What the exercise asks :: Copy out the listing that follows, exactly, without its pictures.

(Saved entries)

※ ※ ※

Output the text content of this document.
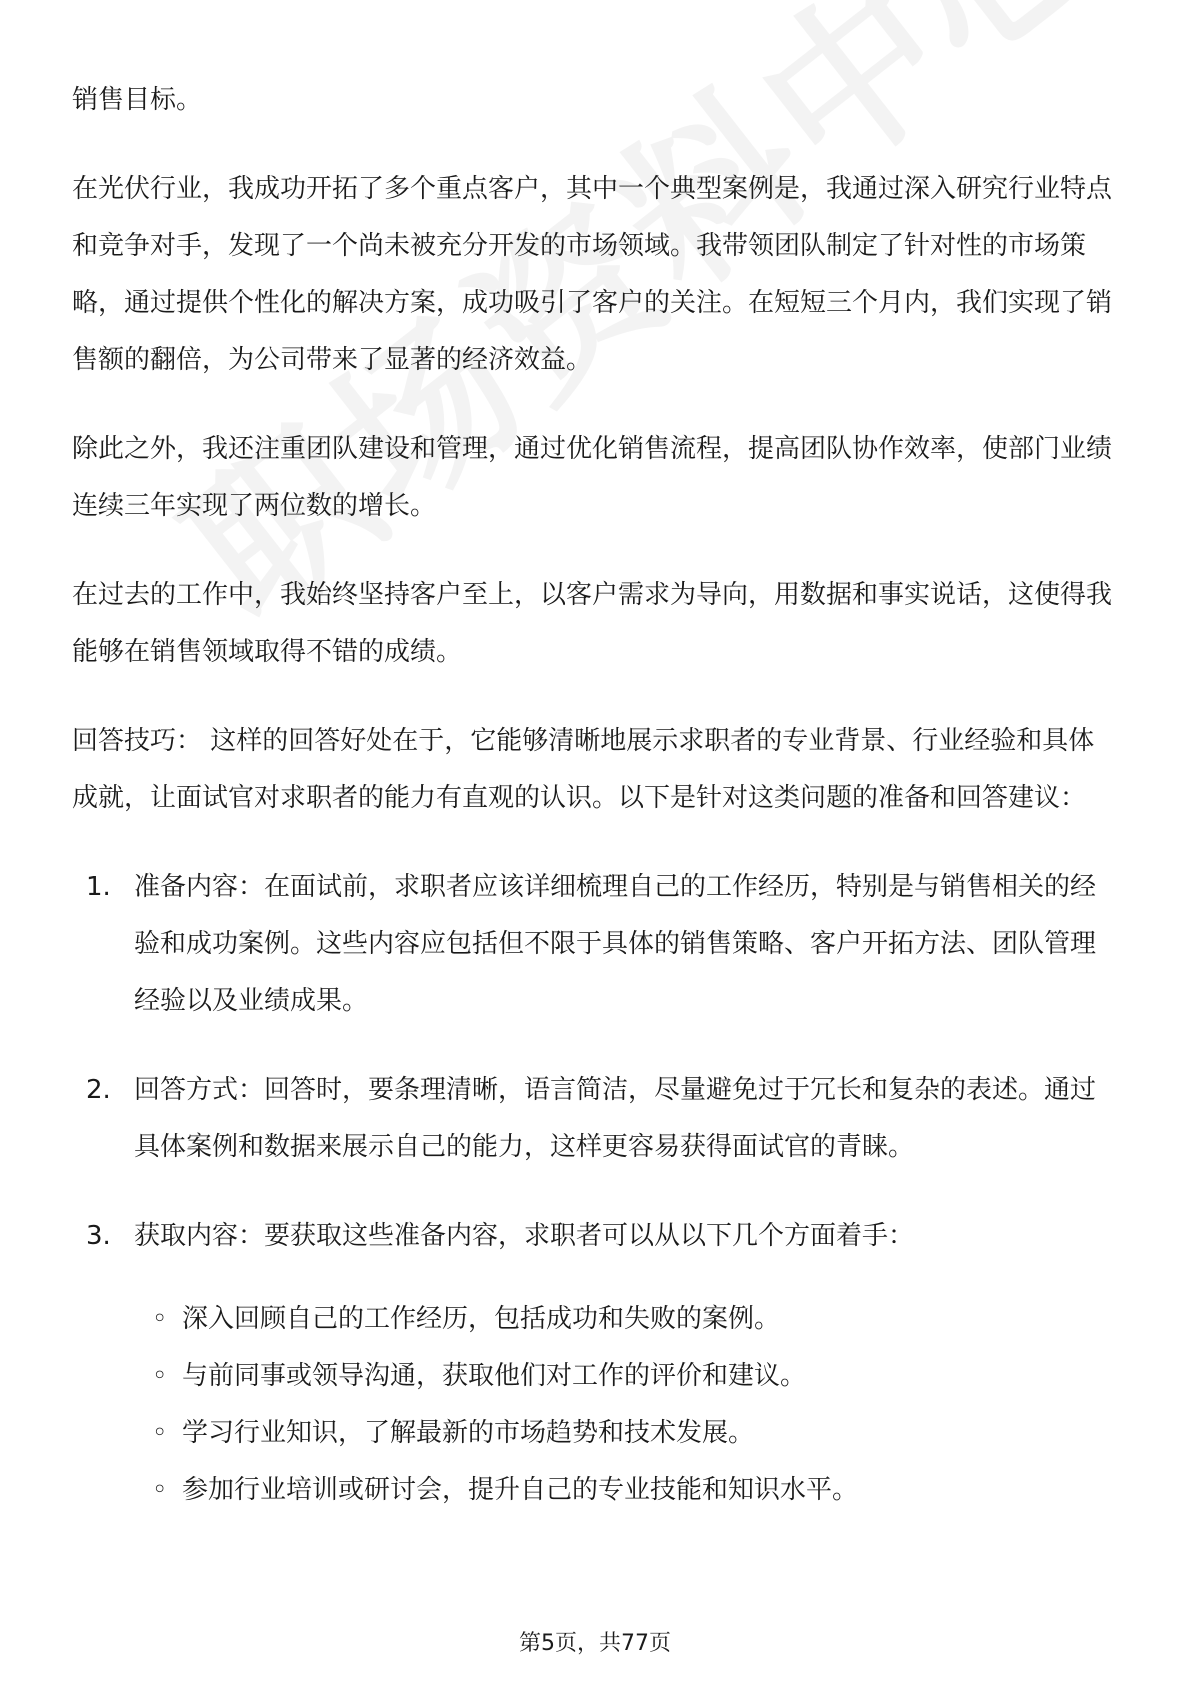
销售目标。

在光伏行业，我成功开拓了多个重点客户，其中一个典型案例是，我通过深入研究行业特点和竞争对手，发现了一个尚未被充分开发的市场领域。我带领团队制定了针对性的市场策略，通过提供个性化的解决方案，成功吸引了客户的关注。在短短三个月内，我们实现了销售额的翻倍，为公司带来了显著的经济效益。

除此之外，我还注重团队建设和管理，通过优化销售流程，提高团队协作效率，使部门业绩连续三年实现了两位数的增长。

在过去的工作中，我始终坚持客户至上，以客户需求为导向，用数据和事实说话，这使得我能够在销售领域取得不错的成绩。

回答技巧： 这样的回答好处在于，它能够清晰地展示求职者的专业背景、行业经验和具体成就，让面试官对求职者的能力有直观的认识。以下是针对这类问题的准备和回答建议：

1. 准备内容：在面试前，求职者应该详细梳理自己的工作经历，特别是与销售相关的经验和成功案例。这些内容应包括但不限于具体的销售策略、客户开拓方法、团队管理经验以及业绩成果。
2. 回答方式：回答时，要条理清晰，语言简洁，尽量避免过于冗长和复杂的表述。通过具体案例和数据来展示自己的能力，这样更容易获得面试官的青睐。
3. 获取内容：要获取这些准备内容，求职者可以从以下几个方面着手：
◦ 深入回顾自己的工作经历，包括成功和失败的案例。
◦ 与前同事或领导沟通，获取他们对工作的评价和建议。
◦ 学习行业知识，了解最新的市场趋势和技术发展。
◦ 参加行业培训或研讨会，提升自己的专业技能和知识水平。
第5页，共77页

※ ※ ※

Worked answer ::
Output the text content of this document.
销售目标。

在光伏行业，我成功开拓了多个重点客户，其中一个典型案例是，我通过深入研究行业特点和竞争对手，发现了一个尚未被充分开发的市场领域。我带领团队制定了针对性的市场策略，通过提供个性化的解决方案，成功吸引了客户的关注。在短短三个月内，我们实现了销售额的翻倍，为公司带来了显著的经济效益。

除此之外，我还注重团队建设和管理，通过优化销售流程，提高团队协作效率，使部门业绩连续三年实现了两位数的增长。

在过去的工作中，我始终坚持客户至上，以客户需求为导向，用数据和事实说话，这使得我能够在销售领域取得不错的成绩。

回答技巧： 这样的回答好处在于，它能够清晰地展示求职者的专业背景、行业经验和具体成就，让面试官对求职者的能力有直观的认识。以下是针对这类问题的准备和回答建议：

1. 准备内容：在面试前，求职者应该详细梳理自己的工作经历，特别是与销售相关的经验和成功案例。这些内容应包括但不限于具体的销售策略、客户开拓方法、团队管理经验以及业绩成果。
2. 回答方式：回答时，要条理清晰，语言简洁，尽量避免过于冗长和复杂的表述。通过具体案例和数据来展示自己的能力，这样更容易获得面试官的青睐。
3. 获取内容：要获取这些准备内容，求职者可以从以下几个方面着手：
◦ 深入回顾自己的工作经历，包括成功和失败的案例。
◦ 与前同事或领导沟通，获取他们对工作的评价和建议。
◦ 学习行业知识，了解最新的市场趋势和技术发展。
◦ 参加行业培训或研讨会，提升自己的专业技能和知识水平。
第5页，共77页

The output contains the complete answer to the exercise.